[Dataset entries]
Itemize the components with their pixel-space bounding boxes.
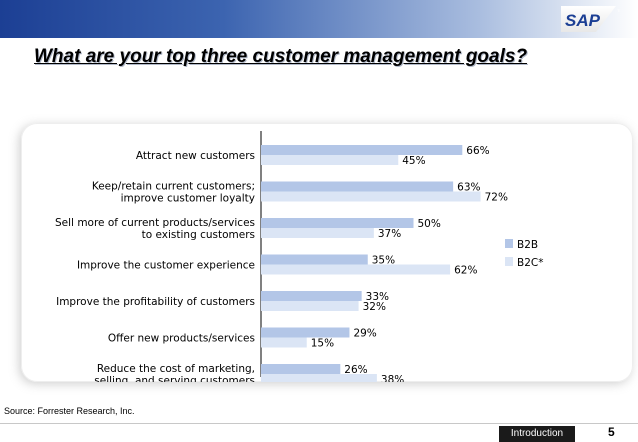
bar-b2c <box>261 301 359 311</box>
data-label: 32% <box>363 301 386 313</box>
legend-swatch <box>505 257 513 266</box>
category-label: Improve the profitability of customers <box>56 296 255 308</box>
data-label: 45% <box>402 155 425 167</box>
bar-b2c <box>261 155 399 165</box>
bar-b2b <box>261 364 341 374</box>
bar-chart: Attract new customers 66% 45% Keep/retain c… <box>55 131 543 382</box>
source-note: Source: Forrester Research, Inc. <box>4 406 135 416</box>
bar-b2c <box>261 191 481 202</box>
data-label: 72% <box>485 192 508 204</box>
category-label: Keep/retain current customers; improve cu… <box>92 181 255 205</box>
category-label: Improve the customer experience <box>77 260 255 272</box>
category-label: Sell more of current products/services to… <box>55 217 255 241</box>
slide-title: What are your top three customer managem… <box>34 46 528 67</box>
bar-b2b <box>261 145 463 155</box>
bar-b2b <box>261 218 414 228</box>
bar-b2b <box>261 327 350 338</box>
data-label: 15% <box>311 338 334 350</box>
footer-divider <box>0 423 638 424</box>
section-tab[interactable]: Introduction <box>499 426 575 442</box>
sap-logo: SAP TM <box>561 6 620 32</box>
chart-frame <box>21 123 633 382</box>
data-label: 50% <box>418 218 441 230</box>
legend-label: B2B <box>517 239 538 251</box>
category-label: Offer new products/services <box>108 333 255 345</box>
page-number: 5 <box>608 425 615 439</box>
trademark-text: TM <box>617 8 620 13</box>
data-label: 62% <box>454 265 477 277</box>
legend-label: B2C* <box>517 257 543 269</box>
category-label: Attract new customers <box>136 150 255 162</box>
bar-b2c <box>261 374 377 382</box>
legend-swatch <box>505 239 513 248</box>
bar-b2c <box>261 264 451 275</box>
data-label: 29% <box>353 328 376 340</box>
header-bar <box>0 0 638 38</box>
data-label: 37% <box>378 228 401 240</box>
data-label: 38% <box>381 374 404 382</box>
category-label: Reduce the cost of marketing, selling, an… <box>94 363 255 382</box>
bar-b2b <box>261 254 368 265</box>
data-label: 66% <box>466 145 489 157</box>
data-label: 33% <box>366 291 389 303</box>
bar-b2b <box>261 291 362 301</box>
data-label: 63% <box>457 182 480 194</box>
data-label: 35% <box>372 255 395 267</box>
bar-b2c <box>261 228 374 238</box>
bar-b2b <box>261 181 454 192</box>
data-label: 26% <box>344 364 367 376</box>
bar-b2c <box>261 337 307 348</box>
sap-logo-text: SAP <box>565 11 601 30</box>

→ **Required work**: Reproduce these lines with "data-label" renamed to "value-label" throughout and everything else unchanged. Omit the picture from your output.

→ **Result for this exercise**:
Itemize the components with their pixel-space bounding boxes.
bar-b2c <box>261 301 359 311</box>
value-label: 32% <box>363 301 386 313</box>
legend-swatch <box>505 257 513 266</box>
category-label: Improve the profitability of customers <box>56 296 255 308</box>
value-label: 45% <box>402 155 425 167</box>
bar-b2c <box>261 155 399 165</box>
bar-b2b <box>261 364 341 374</box>
bar-chart: Attract new customers 66% 45% Keep/retain c… <box>55 131 543 382</box>
source-note: Source: Forrester Research, Inc. <box>4 406 135 416</box>
bar-b2c <box>261 191 481 202</box>
value-label: 72% <box>485 192 508 204</box>
category-label: Keep/retain current customers; improve cu… <box>92 181 255 205</box>
category-label: Improve the customer experience <box>77 260 255 272</box>
category-label: Sell more of current products/services to… <box>55 217 255 241</box>
slide-title: What are your top three customer managem… <box>34 46 528 67</box>
bar-b2b <box>261 145 463 155</box>
bar-b2b <box>261 218 414 228</box>
bar-b2b <box>261 327 350 338</box>
value-label: 15% <box>311 338 334 350</box>
footer-divider <box>0 423 638 424</box>
section-tab[interactable]: Introduction <box>499 426 575 442</box>
sap-logo: SAP TM <box>561 6 620 32</box>
chart-frame <box>21 123 633 382</box>
value-label: 50% <box>418 218 441 230</box>
legend-label: B2B <box>517 239 538 251</box>
category-label: Offer new products/services <box>108 333 255 345</box>
page-number: 5 <box>608 425 615 439</box>
trademark-text: TM <box>617 8 620 13</box>
value-label: 62% <box>454 265 477 277</box>
legend-label: B2C* <box>517 257 543 269</box>
category-label: Attract new customers <box>136 150 255 162</box>
bar-b2c <box>261 374 377 382</box>
legend-swatch <box>505 239 513 248</box>
bar-b2c <box>261 264 451 275</box>
value-label: 29% <box>353 328 376 340</box>
header-bar <box>0 0 638 38</box>
value-label: 37% <box>378 228 401 240</box>
value-label: 38% <box>381 374 404 382</box>
category-label: Reduce the cost of marketing, selling, an… <box>94 363 255 382</box>
bar-b2b <box>261 254 368 265</box>
value-label: 66% <box>466 145 489 157</box>
value-label: 33% <box>366 291 389 303</box>
bar-b2b <box>261 291 362 301</box>
value-label: 63% <box>457 182 480 194</box>
value-label: 35% <box>372 255 395 267</box>
bar-b2c <box>261 228 374 238</box>
bar-b2b <box>261 181 454 192</box>
value-label: 26% <box>344 364 367 376</box>
bar-b2c <box>261 337 307 348</box>
sap-logo-text: SAP <box>565 11 601 30</box>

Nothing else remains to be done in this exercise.